Source document »
Content starts

On my second dinner date with husband number two, we went to a fine seafood establishment. We both had the swordfish, heavily seasoned with garlic. We almost didn’t make it to date number three.

If you and your loved one must make a pilgrimage to Gilroy, allow me to recommend the garlic ice cream, and separate motel rooms.

Running the gauntlet

Recently I acquired a new dog, 3 baby gates, 1 large economy size dog crate, and a routine that would rival any special forces military operation. Since I generally rank in the 70 percentile range on problem solving skills, a trip to the garage requires a lot of thought.

Maverick is a Great Dane, who is good with new people, my cat, the neighbor’s dogs, the mailman, and the odd axe murderer. He rarely barks, he doesn’t chew, and he has the largest bladder capacity I’ve ever seen on an animal. What he doesn’t have is any love for my existing dog, Colt.

We’ve had to set up a maze of gates and blockades to keep the dogs separated, we’ve shelled out big bucks for a trainer to come and evaluate the problem, and we’ve said several novenas on their behalf. Still, Mav will go crazy when he sees Colt.

“What were you thinking,” you might ask, “bringing a dog that requires a 300 pound linebacker to control into your home?” Let’s review. Three years ago, I attempted to turn Colt into a therapy dog, until I realized that he didn’t like wheelchairs, walkers, or the smell of old people. Two years ago, I suffered multiple fractures to my shoulder while walking an English Mastiff who yanked me off my feet and dragged me across the pavement. One year ago, I had my heel ripped to shreds by walking into the middle of a dog fight. Obviously, reality and I aren’t on the same page where dogs are concerned. Fortunately, the trainer assured me that the dogs can be socialized.

No possible remedy was overlooked. In preparation for Mav’s arrival, I put new batteries in my friend’s shock collar and tried it out on my thigh. I then removed the batteries, hid away the shock collar, and vowed never to give the police cause to taze me.

I don’t have small children or grandchildren, but my house is baby-proofed enough to keep an army of toddlers at bay. There’s no danger of Legos being flushed down my toilet. If I’m in the kitchen and want to go to the garage, it involves an accordion gate, a sheet of plywood, a metal gate, two doors, and a GPS. I’m surprised the dogs can even smell each other.

As a society, we are willing to go to ridiculous lengths for our pets. I look forward to the day when the dogs can be in the same room together. Meanwhile, I’ll have to photoshop the annual family Christmas picture and plan my trips to the bathroom in advance.

Fatal distraction

Ripped from the headlines: A woman allegedly charges up her ex-boyfriend’s credit card to send a shipment of dead fish and caviar to his office. We’re talking a lot of fish! I thought this was a rather interesting way to protest his marrying a Russian woman. Points for creativity.

Obviously, the question on everyone’s mind is, “How does this affect me?” I may have just become an accomplice to further acts of stalkery mayhem. Just slap the cuffs on me now.

I’m the first to admit that if you tell me you’re a millionaire, bikini model, Supreme Court judge, I’m likely to believe you. (You know they’re all wearing bikinis and speedos under their robes.) In my defense, I come from a time when deals were sealed with a handshake, and a man’s word was his bond.

So when this woman said she wanted to review our Valentine’s book for her magazine, we blindly sent her a ticking time bomb with stories of romance gone awry. While it doesn’t specifically address ways to stab the one you love in the back with a screwdriver, in the wrong hands, it could serve as inspiration for unspeakable acts of ridiculous revenge. For instance:

Send his wife naked pictures of Justin Bieber.

Carpet bomb his house with fire ants.

Break into his house and teach his parrot to sing the theme song from The Brady Bunch, over and over.

Any one of these heinous acts could buy me a one-way ticket to the big house, where I’ll be forced to eat Spam, and will permanently scar the minds of other inmates who have to see me naked in the communal shower.

I’m begging you, when you inevitably buy our Valentine humor anthology, do not commit acts of aggression against your ex-lover. I don’t know the first thing about making a shiv.

Content ends

Tasks to complete »
a) Answer these questions using the humor column.
(i) What did the narrator and husband number two both order on their second dinner date?
(ii) What breed of dog is Maverick?
(iii) What did the woman in the headline allegedly send to her ex-boyfriend's office?
b) Output the humor column verbatim from "On my second" to "separate motel rooms.".

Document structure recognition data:
Content starts

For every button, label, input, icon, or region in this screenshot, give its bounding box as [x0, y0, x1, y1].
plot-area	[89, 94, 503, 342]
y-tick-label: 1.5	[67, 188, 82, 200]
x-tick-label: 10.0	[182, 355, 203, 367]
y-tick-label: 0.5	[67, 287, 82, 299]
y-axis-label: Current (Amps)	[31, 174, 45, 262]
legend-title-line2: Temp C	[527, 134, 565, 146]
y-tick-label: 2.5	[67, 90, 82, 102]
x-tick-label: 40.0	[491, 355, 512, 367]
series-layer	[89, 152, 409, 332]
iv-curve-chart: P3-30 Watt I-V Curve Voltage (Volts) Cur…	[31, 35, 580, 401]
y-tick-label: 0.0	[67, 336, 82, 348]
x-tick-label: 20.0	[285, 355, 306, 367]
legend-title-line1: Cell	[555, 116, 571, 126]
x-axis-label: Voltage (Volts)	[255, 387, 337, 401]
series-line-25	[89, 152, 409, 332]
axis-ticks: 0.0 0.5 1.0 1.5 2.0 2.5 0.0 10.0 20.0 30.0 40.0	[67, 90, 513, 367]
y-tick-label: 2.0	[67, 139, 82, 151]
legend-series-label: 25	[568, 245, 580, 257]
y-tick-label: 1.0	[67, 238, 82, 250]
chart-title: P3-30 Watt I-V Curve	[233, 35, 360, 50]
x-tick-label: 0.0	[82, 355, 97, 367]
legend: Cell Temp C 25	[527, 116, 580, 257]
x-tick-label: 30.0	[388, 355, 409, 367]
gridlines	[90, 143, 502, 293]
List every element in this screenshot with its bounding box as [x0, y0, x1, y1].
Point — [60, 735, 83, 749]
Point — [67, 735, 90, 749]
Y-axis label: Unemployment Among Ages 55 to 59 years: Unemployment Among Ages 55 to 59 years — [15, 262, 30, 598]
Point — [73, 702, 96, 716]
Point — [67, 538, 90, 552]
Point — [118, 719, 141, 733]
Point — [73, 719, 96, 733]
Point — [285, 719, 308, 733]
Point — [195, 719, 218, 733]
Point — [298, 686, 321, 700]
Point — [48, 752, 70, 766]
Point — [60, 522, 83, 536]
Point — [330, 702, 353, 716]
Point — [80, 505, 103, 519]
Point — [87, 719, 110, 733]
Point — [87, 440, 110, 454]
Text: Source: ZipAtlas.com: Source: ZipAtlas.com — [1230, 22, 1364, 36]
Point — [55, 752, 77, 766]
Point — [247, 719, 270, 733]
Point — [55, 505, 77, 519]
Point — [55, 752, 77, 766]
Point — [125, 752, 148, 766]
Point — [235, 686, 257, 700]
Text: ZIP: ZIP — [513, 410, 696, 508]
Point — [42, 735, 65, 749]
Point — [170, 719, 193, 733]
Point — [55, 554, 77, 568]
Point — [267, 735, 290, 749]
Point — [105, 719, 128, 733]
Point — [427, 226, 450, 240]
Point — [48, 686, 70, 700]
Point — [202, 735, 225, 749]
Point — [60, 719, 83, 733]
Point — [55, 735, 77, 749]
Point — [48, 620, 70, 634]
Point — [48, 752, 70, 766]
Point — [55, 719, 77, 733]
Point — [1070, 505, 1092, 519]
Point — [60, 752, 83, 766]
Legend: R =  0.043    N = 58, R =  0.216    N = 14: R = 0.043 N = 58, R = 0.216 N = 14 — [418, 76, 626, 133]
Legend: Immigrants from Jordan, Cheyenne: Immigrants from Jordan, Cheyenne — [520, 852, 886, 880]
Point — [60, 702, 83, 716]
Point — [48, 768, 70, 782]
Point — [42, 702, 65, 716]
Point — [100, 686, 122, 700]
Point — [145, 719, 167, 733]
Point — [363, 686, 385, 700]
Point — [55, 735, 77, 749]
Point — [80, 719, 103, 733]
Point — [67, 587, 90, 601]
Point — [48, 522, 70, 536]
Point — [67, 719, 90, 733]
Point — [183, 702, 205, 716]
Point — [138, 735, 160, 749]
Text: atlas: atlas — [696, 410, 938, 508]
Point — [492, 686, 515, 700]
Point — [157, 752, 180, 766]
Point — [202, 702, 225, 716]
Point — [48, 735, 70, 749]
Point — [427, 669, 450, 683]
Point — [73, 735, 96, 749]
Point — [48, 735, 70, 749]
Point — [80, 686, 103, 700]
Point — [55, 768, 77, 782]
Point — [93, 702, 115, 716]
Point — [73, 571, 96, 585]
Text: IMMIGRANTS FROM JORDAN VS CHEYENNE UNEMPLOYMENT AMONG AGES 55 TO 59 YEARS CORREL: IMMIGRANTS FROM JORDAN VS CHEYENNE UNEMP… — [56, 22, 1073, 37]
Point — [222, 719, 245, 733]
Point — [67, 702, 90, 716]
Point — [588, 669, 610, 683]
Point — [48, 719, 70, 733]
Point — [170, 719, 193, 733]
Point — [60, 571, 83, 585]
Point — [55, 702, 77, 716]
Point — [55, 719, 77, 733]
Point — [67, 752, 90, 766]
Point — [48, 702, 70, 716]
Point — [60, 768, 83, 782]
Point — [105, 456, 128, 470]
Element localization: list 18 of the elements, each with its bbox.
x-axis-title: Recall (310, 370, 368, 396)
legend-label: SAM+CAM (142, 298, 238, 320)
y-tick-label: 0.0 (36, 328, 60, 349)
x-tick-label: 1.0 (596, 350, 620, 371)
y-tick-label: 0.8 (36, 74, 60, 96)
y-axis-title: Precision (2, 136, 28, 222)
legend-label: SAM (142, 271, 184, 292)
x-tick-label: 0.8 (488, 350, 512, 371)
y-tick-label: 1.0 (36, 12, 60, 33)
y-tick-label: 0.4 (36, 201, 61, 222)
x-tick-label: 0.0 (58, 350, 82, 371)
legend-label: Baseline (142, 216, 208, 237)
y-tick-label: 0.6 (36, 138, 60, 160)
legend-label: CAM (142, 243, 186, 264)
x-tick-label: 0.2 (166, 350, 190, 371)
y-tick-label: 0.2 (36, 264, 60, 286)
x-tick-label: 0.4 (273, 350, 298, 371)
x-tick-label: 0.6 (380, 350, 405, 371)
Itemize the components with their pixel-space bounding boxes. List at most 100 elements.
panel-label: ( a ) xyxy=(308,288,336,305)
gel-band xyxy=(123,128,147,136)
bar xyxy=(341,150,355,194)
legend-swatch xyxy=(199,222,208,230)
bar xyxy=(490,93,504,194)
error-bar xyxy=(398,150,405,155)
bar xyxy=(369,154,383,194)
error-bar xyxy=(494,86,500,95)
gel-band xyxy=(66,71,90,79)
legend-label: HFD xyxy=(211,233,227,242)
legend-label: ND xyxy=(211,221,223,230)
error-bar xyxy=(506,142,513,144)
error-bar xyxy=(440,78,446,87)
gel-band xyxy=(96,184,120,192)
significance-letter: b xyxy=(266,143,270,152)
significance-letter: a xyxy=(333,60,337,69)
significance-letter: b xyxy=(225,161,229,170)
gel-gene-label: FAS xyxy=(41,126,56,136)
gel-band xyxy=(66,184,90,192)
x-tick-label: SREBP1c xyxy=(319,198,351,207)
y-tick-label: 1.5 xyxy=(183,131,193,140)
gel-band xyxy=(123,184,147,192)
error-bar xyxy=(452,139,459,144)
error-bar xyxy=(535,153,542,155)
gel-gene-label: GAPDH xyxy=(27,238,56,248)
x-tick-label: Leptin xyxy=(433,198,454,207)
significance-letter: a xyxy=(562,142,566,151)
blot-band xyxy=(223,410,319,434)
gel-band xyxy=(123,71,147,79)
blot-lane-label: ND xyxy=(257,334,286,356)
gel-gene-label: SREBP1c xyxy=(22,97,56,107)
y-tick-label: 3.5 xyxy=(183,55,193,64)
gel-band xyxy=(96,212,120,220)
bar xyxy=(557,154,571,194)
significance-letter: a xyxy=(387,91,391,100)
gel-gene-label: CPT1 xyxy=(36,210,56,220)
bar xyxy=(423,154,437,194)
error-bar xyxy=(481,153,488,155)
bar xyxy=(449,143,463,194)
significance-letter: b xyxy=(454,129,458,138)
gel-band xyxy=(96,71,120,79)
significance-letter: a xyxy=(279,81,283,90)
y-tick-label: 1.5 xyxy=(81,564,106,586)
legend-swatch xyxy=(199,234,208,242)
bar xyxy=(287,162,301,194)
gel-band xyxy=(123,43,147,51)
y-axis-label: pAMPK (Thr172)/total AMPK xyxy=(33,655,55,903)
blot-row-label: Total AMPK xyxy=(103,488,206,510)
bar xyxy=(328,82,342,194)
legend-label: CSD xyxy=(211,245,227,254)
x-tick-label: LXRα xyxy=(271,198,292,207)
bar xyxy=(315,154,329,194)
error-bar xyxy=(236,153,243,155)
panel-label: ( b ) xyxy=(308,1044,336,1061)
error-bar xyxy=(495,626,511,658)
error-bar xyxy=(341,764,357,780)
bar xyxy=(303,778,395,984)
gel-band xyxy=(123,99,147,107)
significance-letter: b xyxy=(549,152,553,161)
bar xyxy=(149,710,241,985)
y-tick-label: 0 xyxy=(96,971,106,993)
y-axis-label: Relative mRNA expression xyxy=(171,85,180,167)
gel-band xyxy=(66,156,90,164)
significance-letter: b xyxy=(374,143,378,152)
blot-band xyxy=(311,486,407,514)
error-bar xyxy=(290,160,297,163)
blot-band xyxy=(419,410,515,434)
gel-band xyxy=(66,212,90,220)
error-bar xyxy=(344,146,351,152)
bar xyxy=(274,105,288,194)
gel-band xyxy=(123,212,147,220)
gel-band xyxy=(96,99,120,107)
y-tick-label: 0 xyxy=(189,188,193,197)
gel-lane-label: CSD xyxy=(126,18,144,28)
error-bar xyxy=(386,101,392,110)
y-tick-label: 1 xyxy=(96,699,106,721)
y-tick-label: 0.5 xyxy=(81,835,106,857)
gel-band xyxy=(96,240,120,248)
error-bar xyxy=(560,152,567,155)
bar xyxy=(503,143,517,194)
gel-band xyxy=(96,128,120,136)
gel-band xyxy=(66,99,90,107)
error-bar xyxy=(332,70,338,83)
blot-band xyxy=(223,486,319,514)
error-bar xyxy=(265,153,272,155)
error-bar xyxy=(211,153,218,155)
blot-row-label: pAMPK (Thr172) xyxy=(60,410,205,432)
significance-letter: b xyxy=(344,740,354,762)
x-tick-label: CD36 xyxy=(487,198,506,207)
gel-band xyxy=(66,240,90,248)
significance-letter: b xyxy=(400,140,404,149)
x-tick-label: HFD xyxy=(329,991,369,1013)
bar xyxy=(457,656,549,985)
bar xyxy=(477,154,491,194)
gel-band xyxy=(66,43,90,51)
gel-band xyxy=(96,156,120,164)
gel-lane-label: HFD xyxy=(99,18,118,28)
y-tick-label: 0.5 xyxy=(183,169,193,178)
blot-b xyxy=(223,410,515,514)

Content ends

Responses to the tasks »
a)
(i) The swordfish, heavily seasoned with garlic.
(ii) A Great Dane.
(iii) A shipment of dead fish and caviar.

b)
On my second dinner date with husband number two, we went to a fine seafood establishment. We both had the swordfish, heavily seasoned with garlic. We almost didn’t make it to date number three.

If you and your loved one must make a pilgrimage to Gilroy, allow me to recommend the garlic ice cream, and separate motel rooms.